# START OF Data records

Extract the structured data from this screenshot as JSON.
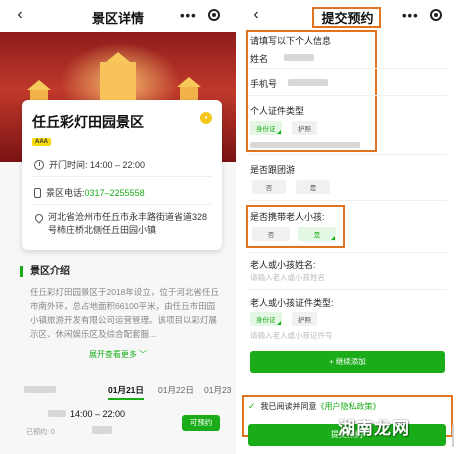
{
  "left": {
    "nav_title": "景区详情",
    "more_icon": "•••",
    "card": {
      "title": "任丘彩灯田园景区",
      "level_badge": "AAA",
      "open_time": "开门时间: 14:00 – 22:00",
      "tel_label": "景区电话: ",
      "tel_value": "0317–2255558",
      "address": "河北省沧州市任丘市永丰路街道省道328号柿庄桥北侧任丘田园小镇"
    },
    "intro": {
      "heading": "景区介绍",
      "text": "任丘彩灯田园景区于2018年设立，位于河北省任丘市南外环，总占地面积66100平米，由任丘市田园小镇旅游开发有限公司运营管理。该项目以彩灯展示区、休闲娱乐区及综合配套服...",
      "expand": "展开查看更多 ﹀"
    },
    "dates": [
      "01月21日",
      "01月22日",
      "01月23"
    ],
    "active_date_index": 0,
    "slot_time": "14:00 – 22:00",
    "booked_text": "已预约: 0",
    "reserve_button": "可预约"
  },
  "right": {
    "nav_title": "提交预约",
    "more_icon": "•••",
    "fill_info_label": "请填写以下个人信息",
    "name_label": "姓名",
    "phone_label": "手机号",
    "id_type_label": "个人证件类型",
    "id_types": [
      "身份证",
      "护照"
    ],
    "group_label": "是否跟团游",
    "group_options": [
      "否",
      "是"
    ],
    "elder_label": "是否携带老人小孩:",
    "elder_options": [
      "否",
      "是"
    ],
    "companion_name_label": "老人或小孩姓名:",
    "companion_name_placeholder": "请输入老人或小孩姓名",
    "companion_id_label": "老人或小孩证件类型:",
    "companion_id_types": [
      "身份证",
      "护照"
    ],
    "companion_id_placeholder": "请输入老人或小孩证件号",
    "add_button": "+ 继续添加",
    "agree_prefix": "我已阅读并同意",
    "agree_link": "《用户隐私政策》",
    "submit_button": "提交预约"
  },
  "watermark": "湖南龙网",
  "colors": {
    "accent": "#1aad19",
    "highlight": "#e2741f"
  }
}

# END OF Data records

Given exercise> Images must not appear in the copy; reproduce everything else in the records verbatim.

The result>
Extract the structured data from this screenshot as JSON.
{
  "left": {
    "nav_title": "景区详情",
    "more_icon": "•••",
    "card": {
      "title": "任丘彩灯田园景区",
      "level_badge": "AAA",
      "open_time": "开门时间: 14:00 – 22:00",
      "tel_label": "景区电话: ",
      "tel_value": "0317–2255558",
      "address": "河北省沧州市任丘市永丰路街道省道328号柿庄桥北侧任丘田园小镇"
    },
    "intro": {
      "heading": "景区介绍",
      "text": "任丘彩灯田园景区于2018年设立，位于河北省任丘市南外环，总占地面积66100平米，由任丘市田园小镇旅游开发有限公司运营管理。该项目以彩灯展示区、休闲娱乐区及综合配套服...",
      "expand": "展开查看更多 ﹀"
    },
    "dates": [
      "01月21日",
      "01月22日",
      "01月23"
    ],
    "active_date_index": 0,
    "slot_time": "14:00 – 22:00",
    "booked_text": "已预约: 0",
    "reserve_button": "可预约"
  },
  "right": {
    "nav_title": "提交预约",
    "more_icon": "•••",
    "fill_info_label": "请填写以下个人信息",
    "name_label": "姓名",
    "phone_label": "手机号",
    "id_type_label": "个人证件类型",
    "id_types": [
      "身份证",
      "护照"
    ],
    "group_label": "是否跟团游",
    "group_options": [
      "否",
      "是"
    ],
    "elder_label": "是否携带老人小孩:",
    "elder_options": [
      "否",
      "是"
    ],
    "companion_name_label": "老人或小孩姓名:",
    "companion_name_placeholder": "请输入老人或小孩姓名",
    "companion_id_label": "老人或小孩证件类型:",
    "companion_id_types": [
      "身份证",
      "护照"
    ],
    "companion_id_placeholder": "请输入老人或小孩证件号",
    "add_button": "+ 继续添加",
    "agree_prefix": "我已阅读并同意",
    "agree_link": "《用户隐私政策》",
    "submit_button": "提交预约"
  },
  "watermark": "湖南龙网",
  "colors": {
    "accent": "#1aad19",
    "highlight": "#e2741f"
  }
}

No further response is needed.